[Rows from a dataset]
:::
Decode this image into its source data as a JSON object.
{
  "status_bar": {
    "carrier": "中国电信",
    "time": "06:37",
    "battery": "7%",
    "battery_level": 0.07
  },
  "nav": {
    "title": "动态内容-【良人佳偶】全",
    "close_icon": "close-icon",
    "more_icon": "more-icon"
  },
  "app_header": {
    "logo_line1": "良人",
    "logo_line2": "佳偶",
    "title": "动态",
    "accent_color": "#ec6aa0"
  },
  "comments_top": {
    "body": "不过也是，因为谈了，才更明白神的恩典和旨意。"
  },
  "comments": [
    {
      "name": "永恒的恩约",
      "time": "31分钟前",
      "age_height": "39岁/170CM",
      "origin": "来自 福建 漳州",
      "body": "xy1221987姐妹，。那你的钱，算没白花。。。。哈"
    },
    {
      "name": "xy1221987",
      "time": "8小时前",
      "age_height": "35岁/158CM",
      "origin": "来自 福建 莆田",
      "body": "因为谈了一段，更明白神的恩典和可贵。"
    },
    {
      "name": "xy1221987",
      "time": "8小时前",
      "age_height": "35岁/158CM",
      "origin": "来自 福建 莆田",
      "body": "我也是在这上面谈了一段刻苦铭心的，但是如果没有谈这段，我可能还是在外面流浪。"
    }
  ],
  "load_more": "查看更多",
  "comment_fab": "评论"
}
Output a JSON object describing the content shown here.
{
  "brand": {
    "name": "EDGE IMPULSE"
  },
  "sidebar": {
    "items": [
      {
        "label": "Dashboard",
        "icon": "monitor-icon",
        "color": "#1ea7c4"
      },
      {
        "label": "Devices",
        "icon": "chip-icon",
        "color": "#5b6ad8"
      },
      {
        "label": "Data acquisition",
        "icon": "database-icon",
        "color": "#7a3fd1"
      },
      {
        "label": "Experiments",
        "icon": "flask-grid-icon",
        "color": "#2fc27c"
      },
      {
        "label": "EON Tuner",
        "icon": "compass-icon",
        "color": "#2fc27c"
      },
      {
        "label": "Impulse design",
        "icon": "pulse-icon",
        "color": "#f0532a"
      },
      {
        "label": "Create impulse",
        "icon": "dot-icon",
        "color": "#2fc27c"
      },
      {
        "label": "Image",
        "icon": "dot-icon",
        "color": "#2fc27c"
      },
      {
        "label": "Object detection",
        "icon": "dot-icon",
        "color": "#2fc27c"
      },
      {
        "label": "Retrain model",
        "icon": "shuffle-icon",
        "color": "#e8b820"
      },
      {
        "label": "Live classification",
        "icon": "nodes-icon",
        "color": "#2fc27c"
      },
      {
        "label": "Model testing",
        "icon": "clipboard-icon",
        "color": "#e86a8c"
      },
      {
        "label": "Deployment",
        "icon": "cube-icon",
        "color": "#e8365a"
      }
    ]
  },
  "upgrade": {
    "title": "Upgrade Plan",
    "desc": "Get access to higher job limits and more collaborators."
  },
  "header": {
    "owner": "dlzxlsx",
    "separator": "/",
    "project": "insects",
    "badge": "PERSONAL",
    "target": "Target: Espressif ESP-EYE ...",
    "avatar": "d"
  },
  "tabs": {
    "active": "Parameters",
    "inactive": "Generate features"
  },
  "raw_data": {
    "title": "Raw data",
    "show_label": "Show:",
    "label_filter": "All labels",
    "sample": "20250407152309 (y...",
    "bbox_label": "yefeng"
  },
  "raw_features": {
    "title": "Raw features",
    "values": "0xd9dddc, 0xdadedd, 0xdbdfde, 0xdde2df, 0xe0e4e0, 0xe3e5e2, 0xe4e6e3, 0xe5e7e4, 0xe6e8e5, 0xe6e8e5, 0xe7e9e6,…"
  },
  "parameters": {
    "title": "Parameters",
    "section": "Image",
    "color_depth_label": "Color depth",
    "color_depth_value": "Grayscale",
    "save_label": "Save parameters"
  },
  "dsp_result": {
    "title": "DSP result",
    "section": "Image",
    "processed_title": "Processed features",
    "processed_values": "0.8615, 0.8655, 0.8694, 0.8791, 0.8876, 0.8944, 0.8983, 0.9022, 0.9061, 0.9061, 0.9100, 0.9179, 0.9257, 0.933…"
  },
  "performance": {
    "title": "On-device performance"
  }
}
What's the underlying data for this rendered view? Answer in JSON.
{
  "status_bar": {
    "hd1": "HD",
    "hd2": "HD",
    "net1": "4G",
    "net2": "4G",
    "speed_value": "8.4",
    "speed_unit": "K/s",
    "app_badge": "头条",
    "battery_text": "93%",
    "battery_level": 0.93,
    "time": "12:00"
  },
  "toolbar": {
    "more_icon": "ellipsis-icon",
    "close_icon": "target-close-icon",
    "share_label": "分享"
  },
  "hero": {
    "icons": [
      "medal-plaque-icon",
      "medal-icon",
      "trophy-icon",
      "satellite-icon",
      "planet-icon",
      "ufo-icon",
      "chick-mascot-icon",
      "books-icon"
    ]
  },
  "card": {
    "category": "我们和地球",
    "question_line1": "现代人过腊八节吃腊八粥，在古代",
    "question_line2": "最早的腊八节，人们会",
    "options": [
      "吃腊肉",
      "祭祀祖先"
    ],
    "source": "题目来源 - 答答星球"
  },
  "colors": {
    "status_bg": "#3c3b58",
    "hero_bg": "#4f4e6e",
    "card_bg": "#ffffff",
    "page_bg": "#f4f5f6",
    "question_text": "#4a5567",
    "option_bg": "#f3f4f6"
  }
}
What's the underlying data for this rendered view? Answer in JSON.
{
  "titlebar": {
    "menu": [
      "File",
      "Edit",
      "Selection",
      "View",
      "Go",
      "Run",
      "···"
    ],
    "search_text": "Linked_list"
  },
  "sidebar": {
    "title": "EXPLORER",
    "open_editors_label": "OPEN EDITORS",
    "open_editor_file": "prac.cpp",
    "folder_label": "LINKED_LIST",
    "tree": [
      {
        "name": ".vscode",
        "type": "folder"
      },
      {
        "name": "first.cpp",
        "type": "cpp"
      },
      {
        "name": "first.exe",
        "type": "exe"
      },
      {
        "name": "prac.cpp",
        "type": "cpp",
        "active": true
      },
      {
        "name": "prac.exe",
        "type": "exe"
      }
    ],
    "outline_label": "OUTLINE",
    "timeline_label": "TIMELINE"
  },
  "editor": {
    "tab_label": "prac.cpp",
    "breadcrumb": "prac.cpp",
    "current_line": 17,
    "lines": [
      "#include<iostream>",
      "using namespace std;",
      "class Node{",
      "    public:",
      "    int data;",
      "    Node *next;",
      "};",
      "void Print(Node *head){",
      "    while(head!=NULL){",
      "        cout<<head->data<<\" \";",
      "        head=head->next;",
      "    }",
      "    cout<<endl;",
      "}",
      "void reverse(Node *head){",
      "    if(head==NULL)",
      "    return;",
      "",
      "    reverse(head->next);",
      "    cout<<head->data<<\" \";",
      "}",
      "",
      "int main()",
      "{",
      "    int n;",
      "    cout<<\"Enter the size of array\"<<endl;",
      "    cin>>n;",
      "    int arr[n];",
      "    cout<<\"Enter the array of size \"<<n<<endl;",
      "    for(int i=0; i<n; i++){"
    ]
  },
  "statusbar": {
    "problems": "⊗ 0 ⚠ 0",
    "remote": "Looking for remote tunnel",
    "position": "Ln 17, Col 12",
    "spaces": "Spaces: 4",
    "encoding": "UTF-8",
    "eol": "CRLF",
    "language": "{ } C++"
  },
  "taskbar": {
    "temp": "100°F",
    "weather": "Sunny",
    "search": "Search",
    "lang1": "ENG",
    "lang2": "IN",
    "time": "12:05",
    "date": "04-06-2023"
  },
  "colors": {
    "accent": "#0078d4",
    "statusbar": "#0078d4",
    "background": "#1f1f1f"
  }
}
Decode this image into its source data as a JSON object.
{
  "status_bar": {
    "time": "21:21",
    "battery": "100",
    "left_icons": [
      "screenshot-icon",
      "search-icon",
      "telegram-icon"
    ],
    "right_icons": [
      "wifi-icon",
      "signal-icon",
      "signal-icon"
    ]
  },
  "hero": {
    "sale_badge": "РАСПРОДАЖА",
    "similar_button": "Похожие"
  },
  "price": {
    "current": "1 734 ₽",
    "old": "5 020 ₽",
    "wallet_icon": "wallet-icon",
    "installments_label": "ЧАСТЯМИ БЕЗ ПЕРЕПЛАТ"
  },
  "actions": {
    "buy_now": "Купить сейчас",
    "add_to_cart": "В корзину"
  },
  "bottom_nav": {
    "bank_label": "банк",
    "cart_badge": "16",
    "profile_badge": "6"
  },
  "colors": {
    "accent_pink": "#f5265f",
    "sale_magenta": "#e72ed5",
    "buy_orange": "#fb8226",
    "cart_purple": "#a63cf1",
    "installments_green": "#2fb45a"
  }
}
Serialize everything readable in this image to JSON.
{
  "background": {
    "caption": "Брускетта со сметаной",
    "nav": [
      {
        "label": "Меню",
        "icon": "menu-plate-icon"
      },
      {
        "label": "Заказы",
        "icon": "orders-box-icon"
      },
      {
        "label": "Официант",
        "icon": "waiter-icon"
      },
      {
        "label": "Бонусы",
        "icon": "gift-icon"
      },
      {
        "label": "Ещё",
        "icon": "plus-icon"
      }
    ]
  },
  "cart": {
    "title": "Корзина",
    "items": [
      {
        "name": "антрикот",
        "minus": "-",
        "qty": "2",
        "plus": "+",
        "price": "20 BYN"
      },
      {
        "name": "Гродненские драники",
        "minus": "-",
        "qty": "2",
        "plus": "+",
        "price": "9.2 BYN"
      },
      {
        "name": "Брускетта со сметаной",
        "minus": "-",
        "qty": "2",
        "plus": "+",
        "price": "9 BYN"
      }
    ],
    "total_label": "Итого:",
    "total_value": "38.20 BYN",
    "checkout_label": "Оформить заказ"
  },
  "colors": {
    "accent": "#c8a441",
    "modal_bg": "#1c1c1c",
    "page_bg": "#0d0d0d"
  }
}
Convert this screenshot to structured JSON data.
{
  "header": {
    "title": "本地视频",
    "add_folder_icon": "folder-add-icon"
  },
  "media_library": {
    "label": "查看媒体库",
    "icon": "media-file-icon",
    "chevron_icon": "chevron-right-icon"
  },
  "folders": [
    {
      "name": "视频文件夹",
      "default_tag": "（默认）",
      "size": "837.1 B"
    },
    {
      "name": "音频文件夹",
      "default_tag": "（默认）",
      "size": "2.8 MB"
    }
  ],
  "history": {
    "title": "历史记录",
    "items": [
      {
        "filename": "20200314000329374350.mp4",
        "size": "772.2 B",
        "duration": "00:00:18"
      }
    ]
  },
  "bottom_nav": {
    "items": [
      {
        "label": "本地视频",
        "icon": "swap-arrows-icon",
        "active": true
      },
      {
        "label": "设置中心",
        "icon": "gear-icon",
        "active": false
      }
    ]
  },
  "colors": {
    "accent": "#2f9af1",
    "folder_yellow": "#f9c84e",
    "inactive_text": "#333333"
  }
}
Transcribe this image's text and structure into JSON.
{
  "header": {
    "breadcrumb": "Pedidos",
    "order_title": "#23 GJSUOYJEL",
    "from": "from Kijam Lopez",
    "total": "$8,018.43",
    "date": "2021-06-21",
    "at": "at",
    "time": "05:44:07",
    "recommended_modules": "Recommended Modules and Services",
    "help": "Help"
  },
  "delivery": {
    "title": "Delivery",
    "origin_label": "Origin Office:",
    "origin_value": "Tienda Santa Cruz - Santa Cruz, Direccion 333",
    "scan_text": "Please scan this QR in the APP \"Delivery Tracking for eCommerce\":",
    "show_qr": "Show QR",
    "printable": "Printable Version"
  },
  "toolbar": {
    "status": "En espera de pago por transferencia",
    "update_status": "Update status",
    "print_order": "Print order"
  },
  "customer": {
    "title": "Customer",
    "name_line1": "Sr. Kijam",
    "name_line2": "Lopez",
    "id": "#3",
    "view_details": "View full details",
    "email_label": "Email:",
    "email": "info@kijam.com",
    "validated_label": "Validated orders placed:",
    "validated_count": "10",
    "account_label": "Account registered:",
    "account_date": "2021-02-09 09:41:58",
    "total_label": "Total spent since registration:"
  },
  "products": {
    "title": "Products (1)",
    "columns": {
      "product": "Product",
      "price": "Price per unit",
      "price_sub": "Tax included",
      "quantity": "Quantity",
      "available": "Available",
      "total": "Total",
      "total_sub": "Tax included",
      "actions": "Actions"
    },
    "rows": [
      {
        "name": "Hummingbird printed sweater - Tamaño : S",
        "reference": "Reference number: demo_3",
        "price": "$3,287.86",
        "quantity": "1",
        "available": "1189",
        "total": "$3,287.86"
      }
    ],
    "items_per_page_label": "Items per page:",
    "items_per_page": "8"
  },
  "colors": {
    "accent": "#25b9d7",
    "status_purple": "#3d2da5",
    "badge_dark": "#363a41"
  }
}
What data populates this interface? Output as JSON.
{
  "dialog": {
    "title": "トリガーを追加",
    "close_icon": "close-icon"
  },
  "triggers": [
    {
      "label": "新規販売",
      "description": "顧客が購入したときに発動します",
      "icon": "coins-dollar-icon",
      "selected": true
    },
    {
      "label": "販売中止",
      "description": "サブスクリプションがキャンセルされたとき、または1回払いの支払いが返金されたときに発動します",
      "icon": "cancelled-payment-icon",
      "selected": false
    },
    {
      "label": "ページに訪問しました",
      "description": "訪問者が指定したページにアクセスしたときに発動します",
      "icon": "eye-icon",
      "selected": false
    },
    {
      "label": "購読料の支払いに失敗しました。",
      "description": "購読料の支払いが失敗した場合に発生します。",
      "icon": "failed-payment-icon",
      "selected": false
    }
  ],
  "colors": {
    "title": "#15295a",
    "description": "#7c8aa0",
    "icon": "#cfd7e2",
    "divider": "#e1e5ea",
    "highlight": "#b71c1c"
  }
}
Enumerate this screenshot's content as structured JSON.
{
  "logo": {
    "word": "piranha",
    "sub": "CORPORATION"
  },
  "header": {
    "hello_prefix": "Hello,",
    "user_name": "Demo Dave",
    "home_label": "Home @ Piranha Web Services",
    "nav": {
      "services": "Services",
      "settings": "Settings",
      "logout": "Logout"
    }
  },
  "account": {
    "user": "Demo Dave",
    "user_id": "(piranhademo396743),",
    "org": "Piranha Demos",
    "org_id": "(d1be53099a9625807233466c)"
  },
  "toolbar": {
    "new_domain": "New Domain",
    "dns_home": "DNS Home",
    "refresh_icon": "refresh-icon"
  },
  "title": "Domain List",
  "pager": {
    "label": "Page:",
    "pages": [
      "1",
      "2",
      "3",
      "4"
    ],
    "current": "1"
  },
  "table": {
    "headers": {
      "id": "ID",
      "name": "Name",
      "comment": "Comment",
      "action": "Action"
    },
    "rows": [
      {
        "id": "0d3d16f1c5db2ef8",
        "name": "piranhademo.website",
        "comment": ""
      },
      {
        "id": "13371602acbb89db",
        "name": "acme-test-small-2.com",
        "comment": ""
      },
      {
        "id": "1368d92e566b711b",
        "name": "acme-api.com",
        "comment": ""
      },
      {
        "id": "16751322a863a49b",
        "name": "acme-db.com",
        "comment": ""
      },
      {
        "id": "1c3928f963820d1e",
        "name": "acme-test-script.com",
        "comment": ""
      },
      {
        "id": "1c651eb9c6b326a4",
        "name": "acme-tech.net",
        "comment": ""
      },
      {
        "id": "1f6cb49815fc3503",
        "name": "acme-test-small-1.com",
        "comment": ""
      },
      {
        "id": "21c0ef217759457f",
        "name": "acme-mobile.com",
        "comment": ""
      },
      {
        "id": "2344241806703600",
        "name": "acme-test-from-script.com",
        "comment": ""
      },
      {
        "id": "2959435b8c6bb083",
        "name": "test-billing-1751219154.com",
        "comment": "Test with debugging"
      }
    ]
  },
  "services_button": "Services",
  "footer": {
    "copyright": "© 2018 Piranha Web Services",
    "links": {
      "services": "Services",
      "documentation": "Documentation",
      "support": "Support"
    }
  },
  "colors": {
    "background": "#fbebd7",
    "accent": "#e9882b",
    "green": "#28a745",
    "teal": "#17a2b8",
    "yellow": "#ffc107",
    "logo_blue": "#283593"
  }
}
:::
_WHAT NEEDS TO BE DONE_: Establish how many lines of the material above hold the word "payment". Nothing but the count should be returned.

_EXERCISE SOLUTION_: 2